STATED EXERCISE:
Report the count of lines where the string "Яндекс" appears, and nothing else.

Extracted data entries
○ ○ ○ ○ ○ ○ ○

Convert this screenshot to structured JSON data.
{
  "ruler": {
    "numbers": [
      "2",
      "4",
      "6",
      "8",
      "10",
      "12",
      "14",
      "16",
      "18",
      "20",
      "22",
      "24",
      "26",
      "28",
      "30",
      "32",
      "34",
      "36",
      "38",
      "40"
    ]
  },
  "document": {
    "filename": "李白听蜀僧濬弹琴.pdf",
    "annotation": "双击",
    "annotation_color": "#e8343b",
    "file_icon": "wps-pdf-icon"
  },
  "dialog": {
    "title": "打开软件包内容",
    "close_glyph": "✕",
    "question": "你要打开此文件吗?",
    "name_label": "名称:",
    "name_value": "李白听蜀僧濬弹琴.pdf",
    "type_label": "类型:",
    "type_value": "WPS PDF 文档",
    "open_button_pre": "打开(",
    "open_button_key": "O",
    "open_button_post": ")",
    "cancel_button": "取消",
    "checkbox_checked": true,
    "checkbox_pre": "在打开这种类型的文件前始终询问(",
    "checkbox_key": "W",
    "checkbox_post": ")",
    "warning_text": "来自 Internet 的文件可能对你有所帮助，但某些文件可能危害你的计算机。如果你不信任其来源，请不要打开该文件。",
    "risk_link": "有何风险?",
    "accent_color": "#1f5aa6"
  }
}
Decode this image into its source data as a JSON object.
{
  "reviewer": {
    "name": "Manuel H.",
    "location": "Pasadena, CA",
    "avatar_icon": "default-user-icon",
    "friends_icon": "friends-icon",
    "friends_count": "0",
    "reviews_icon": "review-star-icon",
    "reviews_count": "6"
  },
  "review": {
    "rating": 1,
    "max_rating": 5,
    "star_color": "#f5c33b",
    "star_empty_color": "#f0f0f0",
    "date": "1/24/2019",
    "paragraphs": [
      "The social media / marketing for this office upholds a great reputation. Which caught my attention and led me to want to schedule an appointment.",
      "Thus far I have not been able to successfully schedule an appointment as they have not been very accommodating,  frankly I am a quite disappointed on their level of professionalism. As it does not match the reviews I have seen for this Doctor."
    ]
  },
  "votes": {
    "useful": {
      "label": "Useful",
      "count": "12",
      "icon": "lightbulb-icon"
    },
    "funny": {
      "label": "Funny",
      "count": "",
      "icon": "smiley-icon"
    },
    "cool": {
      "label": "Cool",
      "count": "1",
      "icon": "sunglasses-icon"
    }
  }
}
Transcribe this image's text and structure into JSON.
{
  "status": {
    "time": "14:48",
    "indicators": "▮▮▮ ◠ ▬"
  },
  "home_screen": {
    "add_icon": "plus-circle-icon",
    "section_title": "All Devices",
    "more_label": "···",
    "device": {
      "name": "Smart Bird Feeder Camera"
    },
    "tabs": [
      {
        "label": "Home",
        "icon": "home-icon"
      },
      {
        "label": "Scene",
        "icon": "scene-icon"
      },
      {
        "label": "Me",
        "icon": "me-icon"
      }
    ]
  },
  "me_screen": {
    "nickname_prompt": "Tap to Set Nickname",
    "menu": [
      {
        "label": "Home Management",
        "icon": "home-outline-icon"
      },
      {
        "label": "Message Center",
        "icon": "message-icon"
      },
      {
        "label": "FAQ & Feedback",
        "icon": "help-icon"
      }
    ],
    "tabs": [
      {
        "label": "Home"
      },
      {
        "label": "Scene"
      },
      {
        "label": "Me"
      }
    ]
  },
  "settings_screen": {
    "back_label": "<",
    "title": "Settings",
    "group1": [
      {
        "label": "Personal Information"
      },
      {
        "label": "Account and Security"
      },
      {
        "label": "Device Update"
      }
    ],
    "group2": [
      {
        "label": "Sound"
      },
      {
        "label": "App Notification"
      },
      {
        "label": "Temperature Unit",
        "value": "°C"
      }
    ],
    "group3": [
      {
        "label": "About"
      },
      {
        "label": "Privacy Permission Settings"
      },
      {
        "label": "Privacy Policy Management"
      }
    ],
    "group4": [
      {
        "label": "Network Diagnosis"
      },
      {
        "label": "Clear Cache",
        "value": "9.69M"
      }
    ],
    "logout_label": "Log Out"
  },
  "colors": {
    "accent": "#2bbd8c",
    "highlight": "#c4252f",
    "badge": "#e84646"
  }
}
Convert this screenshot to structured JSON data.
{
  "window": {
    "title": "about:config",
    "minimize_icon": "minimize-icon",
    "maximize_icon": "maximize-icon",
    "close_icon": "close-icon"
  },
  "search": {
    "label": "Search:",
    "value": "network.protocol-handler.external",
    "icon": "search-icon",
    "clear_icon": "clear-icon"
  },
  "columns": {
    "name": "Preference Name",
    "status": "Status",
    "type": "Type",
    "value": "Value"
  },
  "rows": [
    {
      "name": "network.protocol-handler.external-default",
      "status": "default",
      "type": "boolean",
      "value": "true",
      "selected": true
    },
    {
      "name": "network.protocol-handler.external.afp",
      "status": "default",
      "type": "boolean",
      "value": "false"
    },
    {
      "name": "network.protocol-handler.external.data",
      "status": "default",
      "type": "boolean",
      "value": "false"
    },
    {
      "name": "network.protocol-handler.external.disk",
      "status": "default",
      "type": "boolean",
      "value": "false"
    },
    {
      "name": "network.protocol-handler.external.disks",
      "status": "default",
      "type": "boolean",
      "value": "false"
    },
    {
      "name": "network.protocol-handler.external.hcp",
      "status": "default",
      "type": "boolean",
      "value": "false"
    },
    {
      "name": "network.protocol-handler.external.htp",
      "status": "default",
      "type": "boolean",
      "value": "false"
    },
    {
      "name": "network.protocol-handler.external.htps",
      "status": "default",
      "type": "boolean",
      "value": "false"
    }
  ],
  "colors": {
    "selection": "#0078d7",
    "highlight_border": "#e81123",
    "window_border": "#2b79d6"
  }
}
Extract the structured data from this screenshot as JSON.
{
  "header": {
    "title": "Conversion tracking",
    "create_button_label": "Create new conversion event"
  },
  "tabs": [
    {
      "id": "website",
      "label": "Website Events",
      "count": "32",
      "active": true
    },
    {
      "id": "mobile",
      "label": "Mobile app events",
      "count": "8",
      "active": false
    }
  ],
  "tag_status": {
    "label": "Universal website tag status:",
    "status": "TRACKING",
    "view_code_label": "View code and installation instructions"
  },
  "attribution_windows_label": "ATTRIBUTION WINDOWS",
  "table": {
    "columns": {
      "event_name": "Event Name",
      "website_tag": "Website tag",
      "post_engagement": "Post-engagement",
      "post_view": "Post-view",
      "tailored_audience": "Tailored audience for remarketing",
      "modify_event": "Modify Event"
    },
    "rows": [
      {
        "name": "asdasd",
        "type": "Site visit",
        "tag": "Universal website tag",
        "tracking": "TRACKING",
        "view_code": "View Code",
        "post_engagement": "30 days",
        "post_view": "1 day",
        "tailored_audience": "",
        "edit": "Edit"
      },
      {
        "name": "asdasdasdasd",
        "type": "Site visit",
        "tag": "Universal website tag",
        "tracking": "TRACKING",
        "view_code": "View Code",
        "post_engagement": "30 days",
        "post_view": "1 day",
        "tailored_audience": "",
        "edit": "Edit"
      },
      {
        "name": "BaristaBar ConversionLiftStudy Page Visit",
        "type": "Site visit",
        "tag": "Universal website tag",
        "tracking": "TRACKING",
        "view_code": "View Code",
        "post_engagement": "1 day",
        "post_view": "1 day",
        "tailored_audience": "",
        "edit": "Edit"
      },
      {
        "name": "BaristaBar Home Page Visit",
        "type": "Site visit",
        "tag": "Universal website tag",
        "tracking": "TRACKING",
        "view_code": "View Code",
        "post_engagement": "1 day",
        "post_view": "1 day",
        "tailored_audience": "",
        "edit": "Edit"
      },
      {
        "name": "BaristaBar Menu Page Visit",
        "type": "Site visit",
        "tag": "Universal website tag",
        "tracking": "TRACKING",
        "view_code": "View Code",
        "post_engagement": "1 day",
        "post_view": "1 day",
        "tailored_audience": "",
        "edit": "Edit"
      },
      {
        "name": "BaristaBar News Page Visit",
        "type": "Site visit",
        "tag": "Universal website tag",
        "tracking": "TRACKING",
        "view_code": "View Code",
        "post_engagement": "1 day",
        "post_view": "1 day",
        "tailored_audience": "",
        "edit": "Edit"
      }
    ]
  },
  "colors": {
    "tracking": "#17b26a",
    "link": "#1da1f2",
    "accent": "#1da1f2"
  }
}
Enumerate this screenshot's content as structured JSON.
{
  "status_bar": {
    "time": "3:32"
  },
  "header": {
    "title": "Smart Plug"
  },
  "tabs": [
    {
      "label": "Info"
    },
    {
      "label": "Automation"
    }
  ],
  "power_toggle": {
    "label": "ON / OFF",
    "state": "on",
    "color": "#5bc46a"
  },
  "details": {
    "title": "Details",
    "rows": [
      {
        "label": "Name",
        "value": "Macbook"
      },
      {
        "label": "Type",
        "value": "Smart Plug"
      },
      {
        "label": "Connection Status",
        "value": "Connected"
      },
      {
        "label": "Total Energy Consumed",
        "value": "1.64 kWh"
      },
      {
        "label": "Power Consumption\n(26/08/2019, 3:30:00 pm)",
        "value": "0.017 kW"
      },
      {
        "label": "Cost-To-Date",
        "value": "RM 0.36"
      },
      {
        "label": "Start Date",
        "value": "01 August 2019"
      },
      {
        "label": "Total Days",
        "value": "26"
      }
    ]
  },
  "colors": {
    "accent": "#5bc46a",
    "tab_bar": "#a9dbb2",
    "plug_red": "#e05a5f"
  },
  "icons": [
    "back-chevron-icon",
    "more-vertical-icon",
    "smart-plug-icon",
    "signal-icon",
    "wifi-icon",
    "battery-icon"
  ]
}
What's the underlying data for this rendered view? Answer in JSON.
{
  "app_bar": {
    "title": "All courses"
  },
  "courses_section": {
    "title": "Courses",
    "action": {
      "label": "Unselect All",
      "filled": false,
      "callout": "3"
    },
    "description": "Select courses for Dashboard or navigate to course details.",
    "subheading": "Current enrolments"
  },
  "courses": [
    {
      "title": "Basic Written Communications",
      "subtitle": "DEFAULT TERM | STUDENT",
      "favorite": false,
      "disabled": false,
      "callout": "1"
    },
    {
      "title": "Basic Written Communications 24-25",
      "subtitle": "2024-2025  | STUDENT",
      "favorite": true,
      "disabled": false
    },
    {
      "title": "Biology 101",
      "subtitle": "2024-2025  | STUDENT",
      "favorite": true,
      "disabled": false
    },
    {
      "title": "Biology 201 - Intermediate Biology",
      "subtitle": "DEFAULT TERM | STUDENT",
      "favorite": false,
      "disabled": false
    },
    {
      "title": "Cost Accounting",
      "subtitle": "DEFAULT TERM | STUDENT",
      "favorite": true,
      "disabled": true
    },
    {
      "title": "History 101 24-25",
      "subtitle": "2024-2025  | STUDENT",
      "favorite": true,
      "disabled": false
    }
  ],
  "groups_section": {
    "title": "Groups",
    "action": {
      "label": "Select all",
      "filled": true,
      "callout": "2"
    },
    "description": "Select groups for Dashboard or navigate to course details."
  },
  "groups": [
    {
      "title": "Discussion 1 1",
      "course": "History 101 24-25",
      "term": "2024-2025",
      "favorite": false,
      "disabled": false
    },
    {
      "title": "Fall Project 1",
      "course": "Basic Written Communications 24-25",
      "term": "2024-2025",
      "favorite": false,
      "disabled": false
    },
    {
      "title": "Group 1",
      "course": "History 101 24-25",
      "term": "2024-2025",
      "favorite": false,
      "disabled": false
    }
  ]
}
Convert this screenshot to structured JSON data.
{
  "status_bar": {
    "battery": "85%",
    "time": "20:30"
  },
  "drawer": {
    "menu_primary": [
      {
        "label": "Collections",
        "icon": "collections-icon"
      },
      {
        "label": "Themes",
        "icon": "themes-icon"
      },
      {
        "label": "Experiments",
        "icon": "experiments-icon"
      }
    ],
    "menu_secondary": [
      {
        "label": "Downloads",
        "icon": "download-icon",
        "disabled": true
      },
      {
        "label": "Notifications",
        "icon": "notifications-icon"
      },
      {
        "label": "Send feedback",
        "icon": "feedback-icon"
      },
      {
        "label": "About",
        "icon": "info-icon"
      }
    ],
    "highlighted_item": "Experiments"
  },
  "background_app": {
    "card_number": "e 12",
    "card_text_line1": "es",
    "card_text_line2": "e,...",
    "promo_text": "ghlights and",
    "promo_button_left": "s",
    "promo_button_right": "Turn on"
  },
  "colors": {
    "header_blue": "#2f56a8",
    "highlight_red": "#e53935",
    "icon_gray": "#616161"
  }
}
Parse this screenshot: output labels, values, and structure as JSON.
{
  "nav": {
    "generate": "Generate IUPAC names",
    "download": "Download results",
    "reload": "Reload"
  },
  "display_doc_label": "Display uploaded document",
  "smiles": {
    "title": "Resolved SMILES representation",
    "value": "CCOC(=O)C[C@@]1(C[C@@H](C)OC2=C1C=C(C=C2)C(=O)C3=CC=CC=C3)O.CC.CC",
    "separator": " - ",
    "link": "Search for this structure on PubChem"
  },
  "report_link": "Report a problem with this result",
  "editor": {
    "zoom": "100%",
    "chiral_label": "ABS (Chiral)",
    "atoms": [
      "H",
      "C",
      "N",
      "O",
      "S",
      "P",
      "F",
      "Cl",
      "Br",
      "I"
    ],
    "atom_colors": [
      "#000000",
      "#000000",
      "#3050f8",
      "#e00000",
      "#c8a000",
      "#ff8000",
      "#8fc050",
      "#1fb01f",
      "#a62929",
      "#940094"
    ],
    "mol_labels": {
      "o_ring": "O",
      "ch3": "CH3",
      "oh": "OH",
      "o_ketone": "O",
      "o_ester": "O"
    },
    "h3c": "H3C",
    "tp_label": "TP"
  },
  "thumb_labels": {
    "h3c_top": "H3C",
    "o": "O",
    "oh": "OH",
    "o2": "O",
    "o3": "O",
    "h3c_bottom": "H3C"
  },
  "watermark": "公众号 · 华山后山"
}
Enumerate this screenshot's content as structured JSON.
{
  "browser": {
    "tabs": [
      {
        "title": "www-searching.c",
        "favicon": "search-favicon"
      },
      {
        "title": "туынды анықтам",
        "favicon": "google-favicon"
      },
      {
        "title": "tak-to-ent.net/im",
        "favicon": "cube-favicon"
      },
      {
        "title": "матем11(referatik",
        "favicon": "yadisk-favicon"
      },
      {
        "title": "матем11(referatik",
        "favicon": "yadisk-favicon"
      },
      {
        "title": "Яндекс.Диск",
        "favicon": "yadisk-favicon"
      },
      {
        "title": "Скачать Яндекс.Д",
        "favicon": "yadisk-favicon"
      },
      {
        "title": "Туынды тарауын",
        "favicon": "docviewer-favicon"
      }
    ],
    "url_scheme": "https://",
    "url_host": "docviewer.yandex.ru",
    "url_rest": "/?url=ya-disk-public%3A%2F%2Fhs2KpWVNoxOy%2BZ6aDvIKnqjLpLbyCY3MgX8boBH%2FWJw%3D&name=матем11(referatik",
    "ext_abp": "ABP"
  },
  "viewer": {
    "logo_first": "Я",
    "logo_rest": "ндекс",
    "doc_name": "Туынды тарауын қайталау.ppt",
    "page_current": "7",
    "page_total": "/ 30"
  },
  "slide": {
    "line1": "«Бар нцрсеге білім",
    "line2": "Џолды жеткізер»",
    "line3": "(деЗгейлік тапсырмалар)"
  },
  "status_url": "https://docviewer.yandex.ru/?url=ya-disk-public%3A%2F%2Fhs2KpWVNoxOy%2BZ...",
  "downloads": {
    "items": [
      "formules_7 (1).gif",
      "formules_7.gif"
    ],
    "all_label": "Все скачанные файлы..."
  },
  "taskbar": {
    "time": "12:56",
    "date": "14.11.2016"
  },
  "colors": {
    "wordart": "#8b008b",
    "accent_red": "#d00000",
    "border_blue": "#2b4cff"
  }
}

○ ○ ○ ○ ○ ○ ○

FULL ANSWER:
2